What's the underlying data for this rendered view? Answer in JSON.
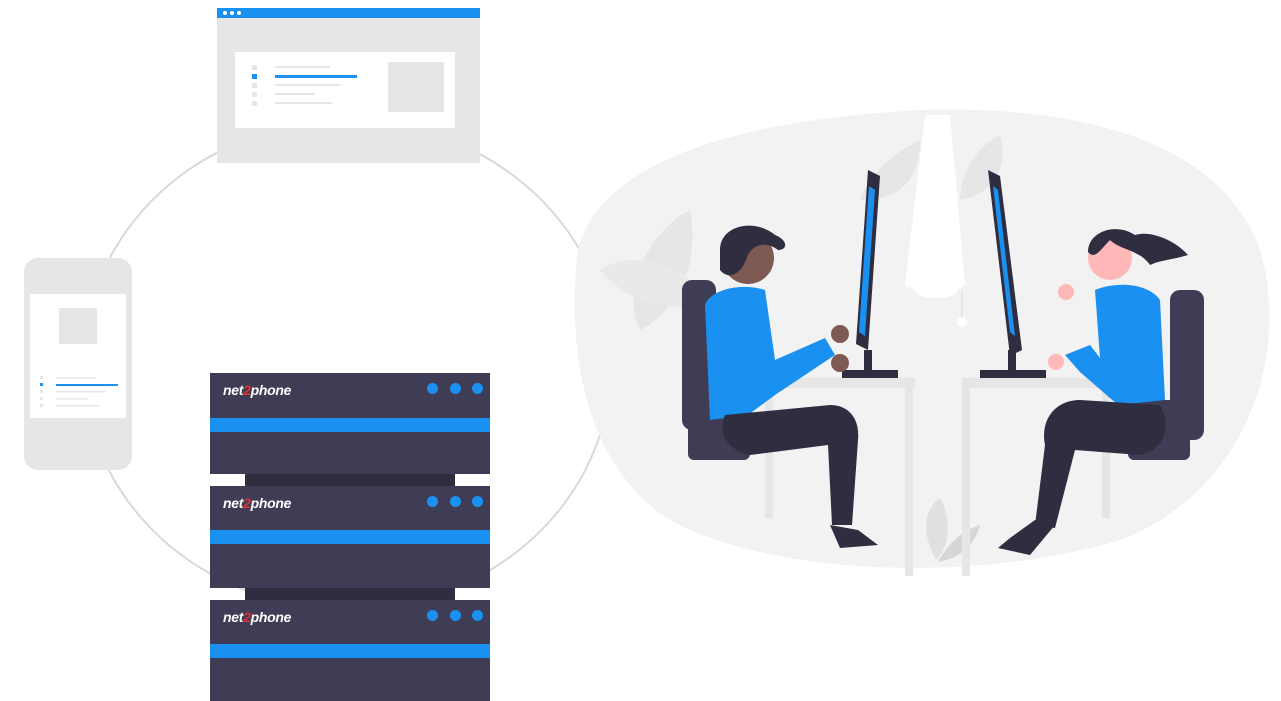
{
  "servers": [
    {
      "brand_prefix": "net",
      "brand_accent": "2",
      "brand_suffix": "phone"
    },
    {
      "brand_prefix": "net",
      "brand_accent": "2",
      "brand_suffix": "phone"
    },
    {
      "brand_prefix": "net",
      "brand_accent": "2",
      "brand_suffix": "phone"
    }
  ],
  "colors": {
    "accent_blue": "#1a91f0",
    "server_dark": "#3f3d56",
    "device_gray": "#e6e6e6",
    "brand_red": "#e5312f"
  },
  "icons": {
    "illustration": "office-workers-illustration"
  }
}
************
| Work instructions |
All of the records above must be copied exactly, except for the pictures.

| Problem solution |
What's the underlying data for this rendered view? Answer in JSON.
{
  "servers": [
    {
      "brand_prefix": "net",
      "brand_accent": "2",
      "brand_suffix": "phone"
    },
    {
      "brand_prefix": "net",
      "brand_accent": "2",
      "brand_suffix": "phone"
    },
    {
      "brand_prefix": "net",
      "brand_accent": "2",
      "brand_suffix": "phone"
    }
  ],
  "colors": {
    "accent_blue": "#1a91f0",
    "server_dark": "#3f3d56",
    "device_gray": "#e6e6e6",
    "brand_red": "#e5312f"
  },
  "icons": {
    "illustration": "office-workers-illustration"
  }
}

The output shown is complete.